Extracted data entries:
----

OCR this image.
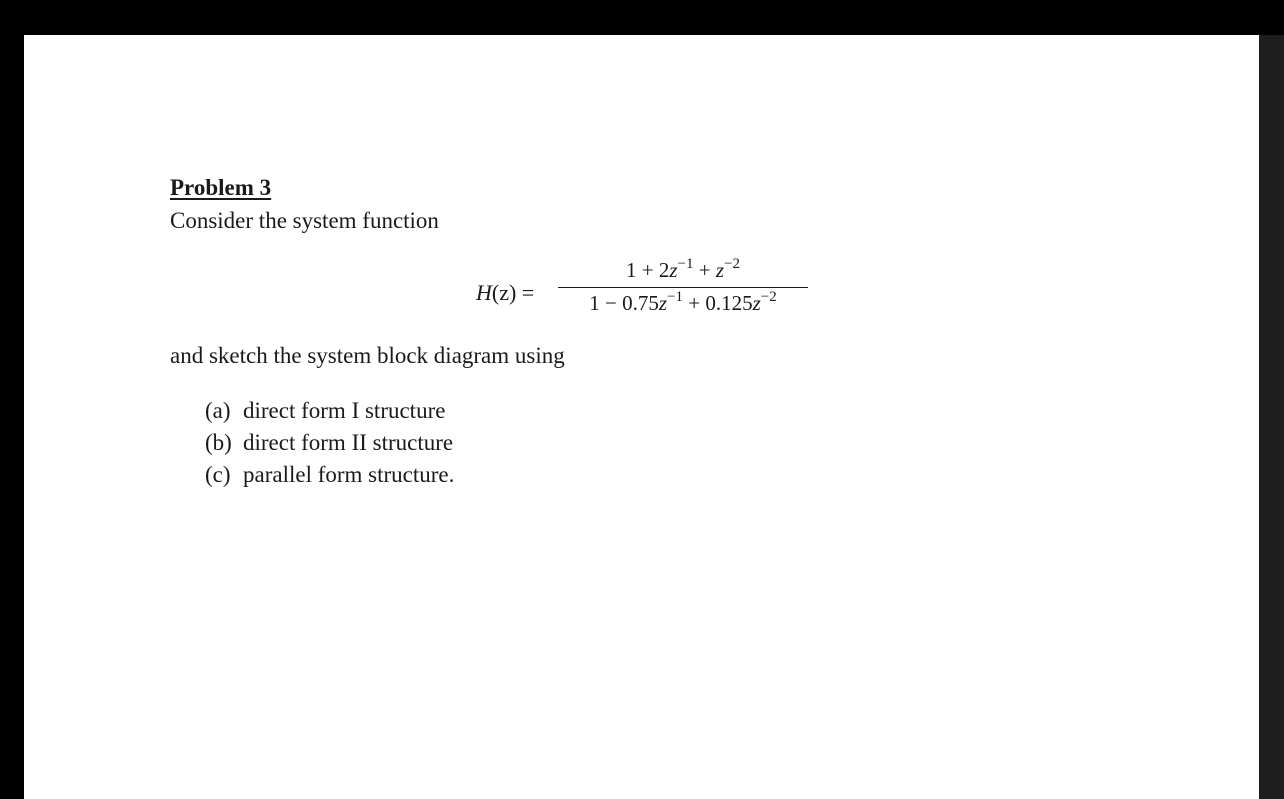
Problem 3
Consider the system function
H(z) =
$1 + 2z^{-1} + z^{-2}$
$1 - 0.75z^{-1} + 0.125z^{-2}$
and sketch the system block diagram using
(a) direct form I structure
(b) direct form II structure
(c) parallel form structure.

----

THE TASK: Go through the entries above and output them exactly, without pictures.

WORKED ANSWER:
OCR this image.
Problem 3
Consider the system function
H(z) =
$1 + 2z^{-1} + z^{-2}$
$1 - 0.75z^{-1} + 0.125z^{-2}$
and sketch the system block diagram using
(a) direct form I structure
(b) direct form II structure
(c) parallel form structure.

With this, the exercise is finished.